[Stored data]
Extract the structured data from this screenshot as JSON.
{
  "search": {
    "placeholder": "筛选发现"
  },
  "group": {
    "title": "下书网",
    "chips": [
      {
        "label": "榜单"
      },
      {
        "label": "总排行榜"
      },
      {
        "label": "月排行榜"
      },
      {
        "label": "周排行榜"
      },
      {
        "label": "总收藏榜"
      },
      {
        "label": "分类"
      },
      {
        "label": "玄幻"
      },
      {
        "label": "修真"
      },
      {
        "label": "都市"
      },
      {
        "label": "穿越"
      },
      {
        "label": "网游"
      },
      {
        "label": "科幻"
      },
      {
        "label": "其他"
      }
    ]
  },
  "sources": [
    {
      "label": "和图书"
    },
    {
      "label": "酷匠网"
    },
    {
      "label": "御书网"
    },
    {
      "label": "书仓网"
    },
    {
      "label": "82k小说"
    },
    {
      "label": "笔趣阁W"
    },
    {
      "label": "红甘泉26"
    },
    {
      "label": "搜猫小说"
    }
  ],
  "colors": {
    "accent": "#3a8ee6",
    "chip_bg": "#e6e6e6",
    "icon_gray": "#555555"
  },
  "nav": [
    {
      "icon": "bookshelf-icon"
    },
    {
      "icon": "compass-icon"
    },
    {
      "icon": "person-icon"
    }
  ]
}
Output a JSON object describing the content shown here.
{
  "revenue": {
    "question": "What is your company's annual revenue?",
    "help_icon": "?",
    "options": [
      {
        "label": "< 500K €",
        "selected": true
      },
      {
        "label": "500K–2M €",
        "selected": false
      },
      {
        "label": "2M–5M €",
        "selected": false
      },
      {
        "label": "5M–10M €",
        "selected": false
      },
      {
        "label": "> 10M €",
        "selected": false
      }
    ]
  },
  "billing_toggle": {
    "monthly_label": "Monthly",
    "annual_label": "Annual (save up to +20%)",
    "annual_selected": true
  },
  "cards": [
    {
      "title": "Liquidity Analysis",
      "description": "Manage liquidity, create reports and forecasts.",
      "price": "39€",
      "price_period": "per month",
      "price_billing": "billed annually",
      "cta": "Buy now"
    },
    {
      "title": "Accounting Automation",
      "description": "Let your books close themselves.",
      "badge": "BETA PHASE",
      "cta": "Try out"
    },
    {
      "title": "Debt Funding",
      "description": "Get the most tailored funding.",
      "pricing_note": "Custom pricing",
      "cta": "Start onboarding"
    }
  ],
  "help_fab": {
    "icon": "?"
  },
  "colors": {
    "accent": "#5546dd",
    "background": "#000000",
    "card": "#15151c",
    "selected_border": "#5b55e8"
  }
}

Given task — Reproduce all of the entries word for word.

Complete response —
Extract the structured data from this screenshot as JSON.
{
  "search": {
    "placeholder": "筛选发现"
  },
  "group": {
    "title": "下书网",
    "chips": [
      {
        "label": "榜单"
      },
      {
        "label": "总排行榜"
      },
      {
        "label": "月排行榜"
      },
      {
        "label": "周排行榜"
      },
      {
        "label": "总收藏榜"
      },
      {
        "label": "分类"
      },
      {
        "label": "玄幻"
      },
      {
        "label": "修真"
      },
      {
        "label": "都市"
      },
      {
        "label": "穿越"
      },
      {
        "label": "网游"
      },
      {
        "label": "科幻"
      },
      {
        "label": "其他"
      }
    ]
  },
  "sources": [
    {
      "label": "和图书"
    },
    {
      "label": "酷匠网"
    },
    {
      "label": "御书网"
    },
    {
      "label": "书仓网"
    },
    {
      "label": "82k小说"
    },
    {
      "label": "笔趣阁W"
    },
    {
      "label": "红甘泉26"
    },
    {
      "label": "搜猫小说"
    }
  ],
  "colors": {
    "accent": "#3a8ee6",
    "chip_bg": "#e6e6e6",
    "icon_gray": "#555555"
  },
  "nav": [
    {
      "icon": "bookshelf-icon"
    },
    {
      "icon": "compass-icon"
    },
    {
      "icon": "person-icon"
    }
  ]
}
Output a JSON object describing the content shown here.
{
  "revenue": {
    "question": "What is your company's annual revenue?",
    "help_icon": "?",
    "options": [
      {
        "label": "< 500K €",
        "selected": true
      },
      {
        "label": "500K–2M €",
        "selected": false
      },
      {
        "label": "2M–5M €",
        "selected": false
      },
      {
        "label": "5M–10M €",
        "selected": false
      },
      {
        "label": "> 10M €",
        "selected": false
      }
    ]
  },
  "billing_toggle": {
    "monthly_label": "Monthly",
    "annual_label": "Annual (save up to +20%)",
    "annual_selected": true
  },
  "cards": [
    {
      "title": "Liquidity Analysis",
      "description": "Manage liquidity, create reports and forecasts.",
      "price": "39€",
      "price_period": "per month",
      "price_billing": "billed annually",
      "cta": "Buy now"
    },
    {
      "title": "Accounting Automation",
      "description": "Let your books close themselves.",
      "badge": "BETA PHASE",
      "cta": "Try out"
    },
    {
      "title": "Debt Funding",
      "description": "Get the most tailored funding.",
      "pricing_note": "Custom pricing",
      "cta": "Start onboarding"
    }
  ],
  "help_fab": {
    "icon": "?"
  },
  "colors": {
    "accent": "#5546dd",
    "background": "#000000",
    "card": "#15151c",
    "selected_border": "#5b55e8"
  }
}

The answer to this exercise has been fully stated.